GIVEN TASK:
Below is some material; set it all down exactly, apart from the pictures.

RECORDS SHOWN:

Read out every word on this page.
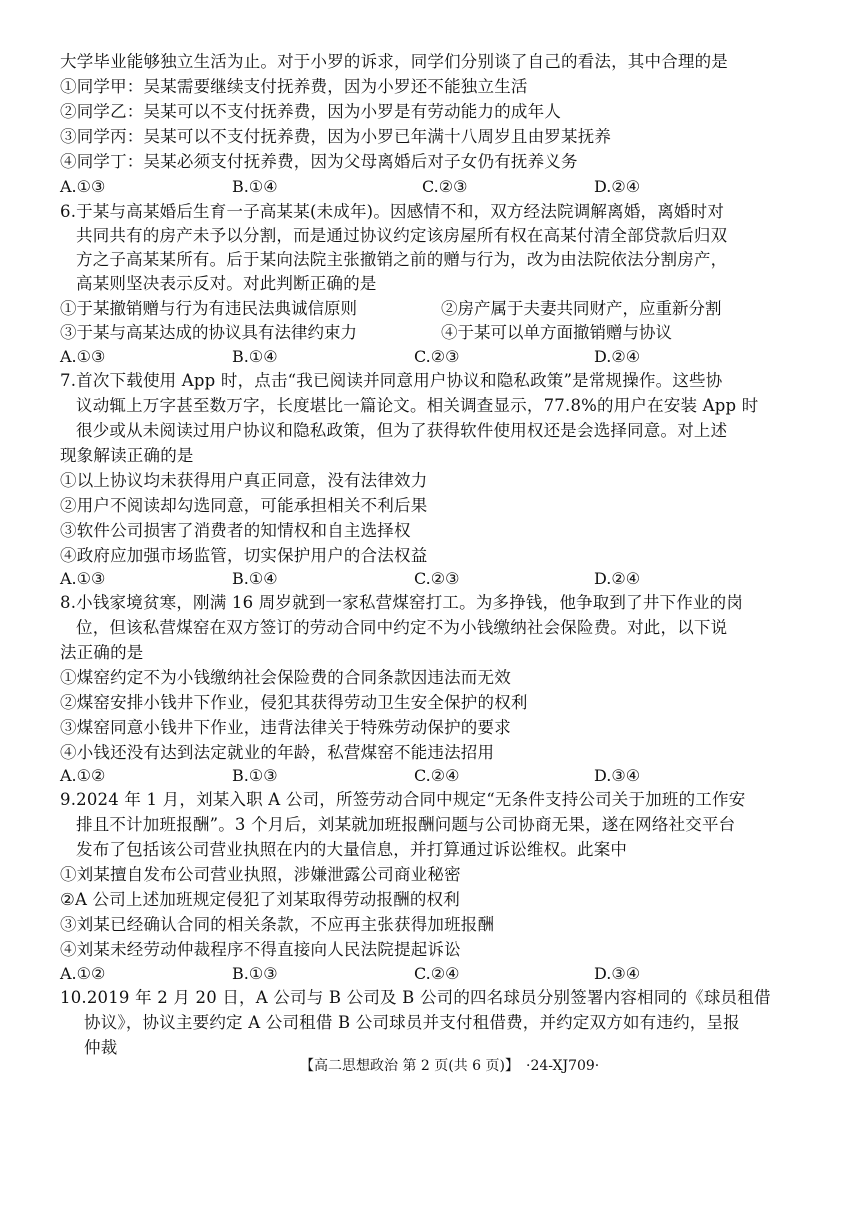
大学毕业能够独立生活为止。对于小罗的诉求，同学们分别谈了自己的看法，其中合理的是
①同学甲：吴某需要继续支付抚养费，因为小罗还不能独立生活
②同学乙：吴某可以不支付抚养费，因为小罗是有劳动能力的成年人
③同学丙：吴某可以不支付抚养费，因为小罗已年满十八周岁且由罗某抚养
④同学丁：吴某必须支付抚养费，因为父母离婚后对子女仍有抚养义务
A.①③	B.①④	C.②③	D.②④
6.于某与高某婚后生育一子高某某(未成年)。因感情不和，双方经法院调解离婚，离婚时对
共同共有的房产未予以分割，而是通过协议约定该房屋所有权在高某付清全部贷款后归双
方之子高某某所有。后于某向法院主张撤销之前的赠与行为，改为由法院依法分割房产，
高某则坚决表示反对。对此判断正确的是
①于某撤销赠与行为有违民法典诚信原则	②房产属于夫妻共同财产，应重新分割
③于某与高某达成的协议具有法律约束力	④于某可以单方面撤销赠与协议
A.①③	B.①④	C.②③	D.②④
7.首次下载使用 App 时，点击“我已阅读并同意用户协议和隐私政策”是常规操作。这些协
议动辄上万字甚至数万字，长度堪比一篇论文。相关调查显示，77.8%的用户在安装 App 时
很少或从未阅读过用户协议和隐私政策，但为了获得软件使用权还是会选择同意。对上述
现象解读正确的是
①以上协议均未获得用户真正同意，没有法律效力
②用户不阅读却勾选同意，可能承担相关不利后果
③软件公司损害了消费者的知情权和自主选择权
④政府应加强市场监管，切实保护用户的合法权益
A.①③	B.①④	C.②③	D.②④
8.小钱家境贫寒，刚满 16 周岁就到一家私营煤窑打工。为多挣钱，他争取到了井下作业的岗
位，但该私营煤窑在双方签订的劳动合同中约定不为小钱缴纳社会保险费。对此，以下说
法正确的是
①煤窑约定不为小钱缴纳社会保险费的合同条款因违法而无效
②煤窑安排小钱井下作业，侵犯其获得劳动卫生安全保护的权利
③煤窑同意小钱井下作业，违背法律关于特殊劳动保护的要求
④小钱还没有达到法定就业的年龄，私营煤窑不能违法招用
A.①②	B.①③	C.②④	D.③④
9.2024 年 1 月，刘某入职 A 公司，所签劳动合同中规定“无条件支持公司关于加班的工作安
排且不计加班报酬”。3 个月后，刘某就加班报酬问题与公司协商无果，遂在网络社交平台
发布了包括该公司营业执照在内的大量信息，并打算通过诉讼维权。此案中
①刘某擅自发布公司营业执照，涉嫌泄露公司商业秘密
②A 公司上述加班规定侵犯了刘某取得劳动报酬的权利
③刘某已经确认合同的相关条款，不应再主张获得加班报酬
④刘某未经劳动仲裁程序不得直接向人民法院提起诉讼
A.①②	B.①③	C.②④	D.③④
10.2019 年 2 月 20 日，A 公司与 B 公司及 B 公司的四名球员分别签署内容相同的《球员租借
协议》，协议主要约定 A 公司租借 B 公司球员并支付租借费，并约定双方如有违约，呈报
仲裁
【高二思想政治 第 2 页(共 6 页)】 ·24-XJ709·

FINAL RESULT:
Read out every word on this page.
大学毕业能够独立生活为止。对于小罗的诉求，同学们分别谈了自己的看法，其中合理的是
①同学甲：吴某需要继续支付抚养费，因为小罗还不能独立生活
②同学乙：吴某可以不支付抚养费，因为小罗是有劳动能力的成年人
③同学丙：吴某可以不支付抚养费，因为小罗已年满十八周岁且由罗某抚养
④同学丁：吴某必须支付抚养费，因为父母离婚后对子女仍有抚养义务
A.①③	B.①④	C.②③	D.②④
6.于某与高某婚后生育一子高某某(未成年)。因感情不和，双方经法院调解离婚，离婚时对
共同共有的房产未予以分割，而是通过协议约定该房屋所有权在高某付清全部贷款后归双
方之子高某某所有。后于某向法院主张撤销之前的赠与行为，改为由法院依法分割房产，
高某则坚决表示反对。对此判断正确的是
①于某撤销赠与行为有违民法典诚信原则	②房产属于夫妻共同财产，应重新分割
③于某与高某达成的协议具有法律约束力	④于某可以单方面撤销赠与协议
A.①③	B.①④	C.②③	D.②④
7.首次下载使用 App 时，点击“我已阅读并同意用户协议和隐私政策”是常规操作。这些协
议动辄上万字甚至数万字，长度堪比一篇论文。相关调查显示，77.8%的用户在安装 App 时
很少或从未阅读过用户协议和隐私政策，但为了获得软件使用权还是会选择同意。对上述
现象解读正确的是
①以上协议均未获得用户真正同意，没有法律效力
②用户不阅读却勾选同意，可能承担相关不利后果
③软件公司损害了消费者的知情权和自主选择权
④政府应加强市场监管，切实保护用户的合法权益
A.①③	B.①④	C.②③	D.②④
8.小钱家境贫寒，刚满 16 周岁就到一家私营煤窑打工。为多挣钱，他争取到了井下作业的岗
位，但该私营煤窑在双方签订的劳动合同中约定不为小钱缴纳社会保险费。对此，以下说
法正确的是
①煤窑约定不为小钱缴纳社会保险费的合同条款因违法而无效
②煤窑安排小钱井下作业，侵犯其获得劳动卫生安全保护的权利
③煤窑同意小钱井下作业，违背法律关于特殊劳动保护的要求
④小钱还没有达到法定就业的年龄，私营煤窑不能违法招用
A.①②	B.①③	C.②④	D.③④
9.2024 年 1 月，刘某入职 A 公司，所签劳动合同中规定“无条件支持公司关于加班的工作安
排且不计加班报酬”。3 个月后，刘某就加班报酬问题与公司协商无果，遂在网络社交平台
发布了包括该公司营业执照在内的大量信息，并打算通过诉讼维权。此案中
①刘某擅自发布公司营业执照，涉嫌泄露公司商业秘密
②A 公司上述加班规定侵犯了刘某取得劳动报酬的权利
③刘某已经确认合同的相关条款，不应再主张获得加班报酬
④刘某未经劳动仲裁程序不得直接向人民法院提起诉讼
A.①②	B.①③	C.②④	D.③④
10.2019 年 2 月 20 日，A 公司与 B 公司及 B 公司的四名球员分别签署内容相同的《球员租借
协议》，协议主要约定 A 公司租借 B 公司球员并支付租借费，并约定双方如有违约，呈报
仲裁
【高二思想政治 第 2 页(共 6 页)】 ·24-XJ709·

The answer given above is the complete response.